> Direction: Below is a listing; copy all of it exactly.

──────── Records supplied ────────

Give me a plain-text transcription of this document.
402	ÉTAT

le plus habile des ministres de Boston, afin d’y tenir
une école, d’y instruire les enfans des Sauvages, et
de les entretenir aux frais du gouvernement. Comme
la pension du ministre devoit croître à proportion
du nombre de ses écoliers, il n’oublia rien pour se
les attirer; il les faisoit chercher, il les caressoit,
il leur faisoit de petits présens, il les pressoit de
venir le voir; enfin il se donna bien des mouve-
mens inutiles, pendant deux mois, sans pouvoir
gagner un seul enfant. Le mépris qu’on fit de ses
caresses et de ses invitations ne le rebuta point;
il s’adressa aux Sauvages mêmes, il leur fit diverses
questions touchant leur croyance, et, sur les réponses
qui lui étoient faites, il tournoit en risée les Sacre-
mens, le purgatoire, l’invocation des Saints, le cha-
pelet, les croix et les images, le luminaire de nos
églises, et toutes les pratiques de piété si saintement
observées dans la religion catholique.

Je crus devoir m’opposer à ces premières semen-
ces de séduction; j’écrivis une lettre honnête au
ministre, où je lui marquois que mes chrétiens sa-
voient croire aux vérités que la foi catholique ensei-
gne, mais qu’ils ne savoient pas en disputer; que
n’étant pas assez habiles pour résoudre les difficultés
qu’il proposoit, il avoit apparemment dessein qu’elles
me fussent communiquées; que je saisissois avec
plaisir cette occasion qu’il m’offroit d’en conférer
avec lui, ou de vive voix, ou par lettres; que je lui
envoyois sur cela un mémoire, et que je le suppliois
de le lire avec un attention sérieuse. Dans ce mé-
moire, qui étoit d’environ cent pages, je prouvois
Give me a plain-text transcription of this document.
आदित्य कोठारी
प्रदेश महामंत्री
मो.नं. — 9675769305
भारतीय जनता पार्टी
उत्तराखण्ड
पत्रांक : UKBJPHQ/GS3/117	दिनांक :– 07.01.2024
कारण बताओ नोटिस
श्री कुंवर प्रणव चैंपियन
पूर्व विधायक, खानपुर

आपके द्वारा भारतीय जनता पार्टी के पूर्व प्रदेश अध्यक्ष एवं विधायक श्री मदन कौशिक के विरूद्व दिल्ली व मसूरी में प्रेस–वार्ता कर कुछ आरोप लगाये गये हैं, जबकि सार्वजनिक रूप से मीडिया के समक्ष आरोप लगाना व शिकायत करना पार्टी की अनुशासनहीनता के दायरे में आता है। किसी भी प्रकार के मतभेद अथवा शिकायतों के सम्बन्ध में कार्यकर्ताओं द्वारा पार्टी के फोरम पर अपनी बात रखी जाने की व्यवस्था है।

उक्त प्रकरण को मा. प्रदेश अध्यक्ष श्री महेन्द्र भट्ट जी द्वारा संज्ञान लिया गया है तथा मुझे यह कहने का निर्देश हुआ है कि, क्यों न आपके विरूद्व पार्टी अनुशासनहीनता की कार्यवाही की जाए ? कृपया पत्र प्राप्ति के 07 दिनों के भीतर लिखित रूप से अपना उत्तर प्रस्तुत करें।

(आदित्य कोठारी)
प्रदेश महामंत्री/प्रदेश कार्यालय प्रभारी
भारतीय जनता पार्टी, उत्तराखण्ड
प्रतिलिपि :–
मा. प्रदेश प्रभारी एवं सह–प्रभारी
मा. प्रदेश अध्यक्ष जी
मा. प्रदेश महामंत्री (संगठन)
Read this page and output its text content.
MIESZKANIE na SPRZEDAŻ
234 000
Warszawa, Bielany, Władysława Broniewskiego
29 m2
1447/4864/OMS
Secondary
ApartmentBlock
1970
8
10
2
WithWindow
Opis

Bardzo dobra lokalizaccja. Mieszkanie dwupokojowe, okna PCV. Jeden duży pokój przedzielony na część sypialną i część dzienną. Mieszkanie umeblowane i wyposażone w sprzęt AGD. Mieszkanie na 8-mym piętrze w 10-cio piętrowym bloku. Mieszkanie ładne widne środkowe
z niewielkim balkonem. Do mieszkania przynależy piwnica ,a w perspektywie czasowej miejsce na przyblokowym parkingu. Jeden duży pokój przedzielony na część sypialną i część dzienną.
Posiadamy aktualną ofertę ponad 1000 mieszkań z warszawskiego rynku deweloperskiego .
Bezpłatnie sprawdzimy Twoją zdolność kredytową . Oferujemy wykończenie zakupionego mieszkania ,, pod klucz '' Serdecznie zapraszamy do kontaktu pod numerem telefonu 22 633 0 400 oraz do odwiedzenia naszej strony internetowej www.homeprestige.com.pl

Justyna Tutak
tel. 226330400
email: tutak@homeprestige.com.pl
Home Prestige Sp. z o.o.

────────

> Complete response:
Give me a plain-text transcription of this document.
402	ÉTAT

le plus habile des ministres de Boston, afin d’y tenir
une école, d’y instruire les enfans des Sauvages, et
de les entretenir aux frais du gouvernement. Comme
la pension du ministre devoit croître à proportion
du nombre de ses écoliers, il n’oublia rien pour se
les attirer; il les faisoit chercher, il les caressoit,
il leur faisoit de petits présens, il les pressoit de
venir le voir; enfin il se donna bien des mouve-
mens inutiles, pendant deux mois, sans pouvoir
gagner un seul enfant. Le mépris qu’on fit de ses
caresses et de ses invitations ne le rebuta point;
il s’adressa aux Sauvages mêmes, il leur fit diverses
questions touchant leur croyance, et, sur les réponses
qui lui étoient faites, il tournoit en risée les Sacre-
mens, le purgatoire, l’invocation des Saints, le cha-
pelet, les croix et les images, le luminaire de nos
églises, et toutes les pratiques de piété si saintement
observées dans la religion catholique.

Je crus devoir m’opposer à ces premières semen-
ces de séduction; j’écrivis une lettre honnête au
ministre, où je lui marquois que mes chrétiens sa-
voient croire aux vérités que la foi catholique ensei-
gne, mais qu’ils ne savoient pas en disputer; que
n’étant pas assez habiles pour résoudre les difficultés
qu’il proposoit, il avoit apparemment dessein qu’elles
me fussent communiquées; que je saisissois avec
plaisir cette occasion qu’il m’offroit d’en conférer
avec lui, ou de vive voix, ou par lettres; que je lui
envoyois sur cela un mémoire, et que je le suppliois
de le lire avec un attention sérieuse. Dans ce mé-
moire, qui étoit d’environ cent pages, je prouvois
Give me a plain-text transcription of this document.
आदित्य कोठारी
प्रदेश महामंत्री
मो.नं. — 9675769305
भारतीय जनता पार्टी
उत्तराखण्ड
पत्रांक : UKBJPHQ/GS3/117	दिनांक :– 07.01.2024
कारण बताओ नोटिस
श्री कुंवर प्रणव चैंपियन
पूर्व विधायक, खानपुर

आपके द्वारा भारतीय जनता पार्टी के पूर्व प्रदेश अध्यक्ष एवं विधायक श्री मदन कौशिक के विरूद्व दिल्ली व मसूरी में प्रेस–वार्ता कर कुछ आरोप लगाये गये हैं, जबकि सार्वजनिक रूप से मीडिया के समक्ष आरोप लगाना व शिकायत करना पार्टी की अनुशासनहीनता के दायरे में आता है। किसी भी प्रकार के मतभेद अथवा शिकायतों के सम्बन्ध में कार्यकर्ताओं द्वारा पार्टी के फोरम पर अपनी बात रखी जाने की व्यवस्था है।

उक्त प्रकरण को मा. प्रदेश अध्यक्ष श्री महेन्द्र भट्ट जी द्वारा संज्ञान लिया गया है तथा मुझे यह कहने का निर्देश हुआ है कि, क्यों न आपके विरूद्व पार्टी अनुशासनहीनता की कार्यवाही की जाए ? कृपया पत्र प्राप्ति के 07 दिनों के भीतर लिखित रूप से अपना उत्तर प्रस्तुत करें।

(आदित्य कोठारी)
प्रदेश महामंत्री/प्रदेश कार्यालय प्रभारी
भारतीय जनता पार्टी, उत्तराखण्ड
प्रतिलिपि :–
मा. प्रदेश प्रभारी एवं सह–प्रभारी
मा. प्रदेश अध्यक्ष जी
मा. प्रदेश महामंत्री (संगठन)
Read this page and output its text content.
MIESZKANIE na SPRZEDAŻ
234 000
Warszawa, Bielany, Władysława Broniewskiego
29 m2
1447/4864/OMS
Secondary
ApartmentBlock
1970
8
10
2
WithWindow
Opis

Bardzo dobra lokalizaccja. Mieszkanie dwupokojowe, okna PCV. Jeden duży pokój przedzielony na część sypialną i część dzienną. Mieszkanie umeblowane i wyposażone w sprzęt AGD. Mieszkanie na 8-mym piętrze w 10-cio piętrowym bloku. Mieszkanie ładne widne środkowe
z niewielkim balkonem. Do mieszkania przynależy piwnica ,a w perspektywie czasowej miejsce na przyblokowym parkingu. Jeden duży pokój przedzielony na część sypialną i część dzienną.
Posiadamy aktualną ofertę ponad 1000 mieszkań z warszawskiego rynku deweloperskiego .
Bezpłatnie sprawdzimy Twoją zdolność kredytową . Oferujemy wykończenie zakupionego mieszkania ,, pod klucz '' Serdecznie zapraszamy do kontaktu pod numerem telefonu 22 633 0 400 oraz do odwiedzenia naszej strony internetowej www.homeprestige.com.pl

Justyna Tutak
tel. 226330400
email: tutak@homeprestige.com.pl
Home Prestige Sp. z o.o.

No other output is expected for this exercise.